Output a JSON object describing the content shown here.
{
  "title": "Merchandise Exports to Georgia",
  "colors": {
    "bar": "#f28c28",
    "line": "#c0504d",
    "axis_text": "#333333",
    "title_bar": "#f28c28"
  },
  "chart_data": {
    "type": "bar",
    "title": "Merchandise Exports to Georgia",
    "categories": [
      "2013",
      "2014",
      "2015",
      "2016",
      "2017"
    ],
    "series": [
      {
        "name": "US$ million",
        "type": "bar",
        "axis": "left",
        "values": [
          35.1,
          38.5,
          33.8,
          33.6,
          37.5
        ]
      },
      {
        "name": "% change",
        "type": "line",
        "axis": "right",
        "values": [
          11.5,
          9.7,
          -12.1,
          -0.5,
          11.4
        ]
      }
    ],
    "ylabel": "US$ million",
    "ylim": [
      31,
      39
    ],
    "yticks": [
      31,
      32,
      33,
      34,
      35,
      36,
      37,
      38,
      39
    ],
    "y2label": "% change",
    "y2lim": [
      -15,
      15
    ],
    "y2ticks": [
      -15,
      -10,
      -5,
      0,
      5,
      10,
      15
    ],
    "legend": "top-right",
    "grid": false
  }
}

^^^^

TASK BRIEF ▸ Transcribe the data. Leave every line exactly as it is.

EXERCISE RESULT ▸
Output a JSON object describing the content shown here.
{
  "title": "Merchandise Exports to Georgia",
  "colors": {
    "bar": "#f28c28",
    "line": "#c0504d",
    "axis_text": "#333333",
    "title_bar": "#f28c28"
  },
  "chart_data": {
    "type": "bar",
    "title": "Merchandise Exports to Georgia",
    "categories": [
      "2013",
      "2014",
      "2015",
      "2016",
      "2017"
    ],
    "series": [
      {
        "name": "US$ million",
        "type": "bar",
        "axis": "left",
        "values": [
          35.1,
          38.5,
          33.8,
          33.6,
          37.5
        ]
      },
      {
        "name": "% change",
        "type": "line",
        "axis": "right",
        "values": [
          11.5,
          9.7,
          -12.1,
          -0.5,
          11.4
        ]
      }
    ],
    "ylabel": "US$ million",
    "ylim": [
      31,
      39
    ],
    "yticks": [
      31,
      32,
      33,
      34,
      35,
      36,
      37,
      38,
      39
    ],
    "y2label": "% change",
    "y2lim": [
      -15,
      15
    ],
    "y2ticks": [
      -15,
      -10,
      -5,
      0,
      5,
      10,
      15
    ],
    "legend": "top-right",
    "grid": false
  }
}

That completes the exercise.